- **Texto**
Cassio Carvalheiro

sexta-feira, 10 de janeiro de 2014

CRONICA - O CRONISTA NOSSO DE CADA DIA (José Nagado 19.04.2001)



O CRONISTA NOSSO DE CADA DIA 

Gosto de reler esta crônica, saudosa lembrança de Rachel de Queiroz e Daniel “Sinopse” Piza que já morreram e de outros jornalistas como o Matthew Shirts, José Castelo, Mário Prata,  Mauro Dias, Ignácio de Loyola, João Ubaldo “PONTO DE VISTA” Ribeiro e  VERÍSSIMO Família Brasil, que igualmente assinavam suas colunas no Caderno Dois do Estadão, no ano de 2001.
Ignácio de Loyola, João Ubaldo  Ribeiro e  VERÍSSIMO continuam no “Caderno Dois”, escrevendo suas brilhantes e interessantes crônicas.  
Brevemente apresentarei neste Blog duas crônicas (não anacrônicas) distinguindo dois grandes colunistas do atual time do Caderno Dois: Lúcia Guimarães e Ignácio de Loyola.




O CRONISTA NOSSO DE CADA DIA – (José Nagado 19.04.2001)

   Hoje mudei minha rotina. Acordei cedo para levar minha filha ao fisioterapeuta, tomei uma média e pão com manteiga numa padaria e ainda não li meu jornal. São nove horas da manhã, já revisei minha penúltima crônica e estou iniciando esta. A crônica mais recente ainda está em período de incubação, para não dizer de “acabação”, quando acabo mudando metade do que escrevi.

   Se você está achando que escrevo crônicas para jornais, está enganado. Gosto desse gênero de literatura e escrevo crônicas pelo prazer de escrever. Lia crônicas de Rachel de Queiroz na antiga revista “O CRUZEIRO” antes de saber que eram crônicas, mas que com certeza, me levaram ao prazer de sua leitura em jornais, revistas e livros. 


   Admiro a capacidade daqueles que conseguem manter leitores cativos com sua crônica diária ou mesmo semanal. Escrever uma crônica por semana parece ser  coisa simples, mas não é. Consegui isso durante dez semanas e depois, mesmo tendo disponibilidade de tempo, fiquei duas semanas bloqueado. Nesse tempo tentei desenvolver dois temas, para os quais já havia feito anotações suficientes para escrever várias crônicas. Não consegui. Foram duas semanas terríveis, sem inspiração para escrever crônicas. Comigo, isso ocorre algumas vezes, por dois ou três dias. Duas semanas foi demais.

   Sou o leitor solitário das crônicas que faço. E também crítico impiedoso de mim mesmo. Um haicai meu “elogia” minhas próprias crônicas: “Crônica insôssa/Pedante, impertinente/Inútil e tôsca”. Além disso, minhas crônicas são pesadas, demoradas. Falta à minha crônica aquela linguagem leve e rápida do prosador acostumado a narrar, descrever, refletir, argumentar, filosofar e outras exigências que esse gênero consagrou.

- **Objetivos**
A: Reproduza fielmente o trecho da crônica que vai de "Ignácio de Loyola, João Ubaldo  Ribeiro" até "DIA – (José Nagado 19.04.2001)", incluindo ambos.
B: Reescreva em forma de lista, de modo mais breve, o parágrafo da crônica que começa com "Admiro a capacidade daqueles", mantendo seus fatos principais.
C: Escreva a continuação da crônica sobre o ofício de cronista, começando logo após a última frase apresentada.
As linhas que vêm depois da crônica não têm nenhuma relação com ela.

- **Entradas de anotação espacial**
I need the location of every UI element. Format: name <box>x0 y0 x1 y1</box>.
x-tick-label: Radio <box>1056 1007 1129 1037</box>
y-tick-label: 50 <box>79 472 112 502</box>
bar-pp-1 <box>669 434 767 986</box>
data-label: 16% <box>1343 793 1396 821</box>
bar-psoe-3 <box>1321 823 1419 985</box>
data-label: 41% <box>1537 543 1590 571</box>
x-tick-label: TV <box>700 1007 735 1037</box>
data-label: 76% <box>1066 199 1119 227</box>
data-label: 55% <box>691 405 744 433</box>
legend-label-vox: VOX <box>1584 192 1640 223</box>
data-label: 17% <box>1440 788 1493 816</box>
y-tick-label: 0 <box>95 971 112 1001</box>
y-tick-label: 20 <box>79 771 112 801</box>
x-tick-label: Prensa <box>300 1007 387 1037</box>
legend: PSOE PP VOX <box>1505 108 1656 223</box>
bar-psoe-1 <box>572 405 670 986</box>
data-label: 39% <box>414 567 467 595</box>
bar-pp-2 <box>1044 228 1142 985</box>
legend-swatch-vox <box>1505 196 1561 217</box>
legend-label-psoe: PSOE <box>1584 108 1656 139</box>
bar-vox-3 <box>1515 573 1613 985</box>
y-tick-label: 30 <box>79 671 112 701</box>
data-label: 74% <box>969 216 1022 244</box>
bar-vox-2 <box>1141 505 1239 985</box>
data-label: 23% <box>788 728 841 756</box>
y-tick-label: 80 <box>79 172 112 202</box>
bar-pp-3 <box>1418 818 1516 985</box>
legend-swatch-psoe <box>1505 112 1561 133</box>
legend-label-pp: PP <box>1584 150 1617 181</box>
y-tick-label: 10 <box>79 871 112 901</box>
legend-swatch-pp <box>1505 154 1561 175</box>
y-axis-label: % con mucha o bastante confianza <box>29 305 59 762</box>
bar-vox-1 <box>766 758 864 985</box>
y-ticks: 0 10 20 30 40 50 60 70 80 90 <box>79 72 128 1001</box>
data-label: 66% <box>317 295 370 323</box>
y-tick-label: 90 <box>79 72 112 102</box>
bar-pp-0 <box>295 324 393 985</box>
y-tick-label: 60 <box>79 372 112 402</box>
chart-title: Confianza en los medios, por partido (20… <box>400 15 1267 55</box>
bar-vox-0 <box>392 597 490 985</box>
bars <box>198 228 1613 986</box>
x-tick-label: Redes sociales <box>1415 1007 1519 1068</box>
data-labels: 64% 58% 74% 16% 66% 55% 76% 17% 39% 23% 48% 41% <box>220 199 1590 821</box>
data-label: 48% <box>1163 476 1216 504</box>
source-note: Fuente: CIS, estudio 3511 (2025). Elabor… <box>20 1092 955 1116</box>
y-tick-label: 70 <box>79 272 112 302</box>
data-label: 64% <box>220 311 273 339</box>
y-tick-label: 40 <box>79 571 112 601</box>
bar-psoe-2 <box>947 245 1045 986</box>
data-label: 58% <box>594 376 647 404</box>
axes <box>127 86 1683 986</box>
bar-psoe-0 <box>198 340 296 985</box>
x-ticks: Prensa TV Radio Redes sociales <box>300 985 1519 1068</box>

- **Respostas finais**
A:
Ignácio de Loyola, João Ubaldo  Ribeiro e  VERÍSSIMO continuam no “Caderno Dois”, escrevendo suas brilhantes e interessantes crônicas.  
Brevemente apresentarei neste Blog duas crônicas (não anacrônicas) distinguindo dois grandes colunistas do atual time do Caderno Dois: Lúcia Guimarães e Ignácio de Loyola.




O CRONISTA NOSSO DE CADA DIA – (José Nagado 19.04.2001)

B:
- Admiro quem consegue manter leitores cativos com crônica diária ou semanal.
- Escrever uma crônica por semana parece simples, mas não é.
- Consegui isso por dez semanas e depois fiquei duas semanas bloqueado, mesmo tendo tempo.
- Nesse período, não consegui desenvolver dois temas, embora já tivesse anotações suficientes para várias crônicas.
- Bloqueios de dois ou três dias me ocorrem algumas vezes; duas semanas foi demais.

C:
   De segunda a sábado, no Caderno Dois, o time de cronistas do “Estadão”, alimenta impiedosamente essa minha impressão. Vejo o cronista nosso de cada dia com o seu “pãozinho” quentinho, pronto e acabado, para que nos deleitemos ao café da manhã. Cada um no seu estilo, serve humor, sutileza e inteligência extraídos de aspectos cronicáveis somente capturados por sua argúcia, em temas aparentemente corriqueiros ou noticiários locais ou internacionais.

   Quem, senão Matthew Shirts, poderia ter visto “O futuro dos mulherengos nos EUA” e contado para nós numa segunda feira? Tudo embalado com a cultura folhetinesca americana, pronto para o leitor jactar-se do seu   conhecimento da vida na terra do Tio Sam em qualquer   “papo cabeça”.

   Na terça-feira, um José Castelo apresenta, por exemplo, seu “Para que servem as crianças?“. Você reflete: Para que serviria uma crônica desse tipo? Chamar sua atenção para problemas que o noticiário dos jornais trata friamente ou até reforçar seus argumentos sobre uma questão social naquelas reuniões (chatas) de pais e mestres da escola do seu filho, ou quem sabe, torná-lo  mais sensível e receptivo nas relações com outros seres humanos, instigar sua inteligência emocional, como diria o consultor em QE.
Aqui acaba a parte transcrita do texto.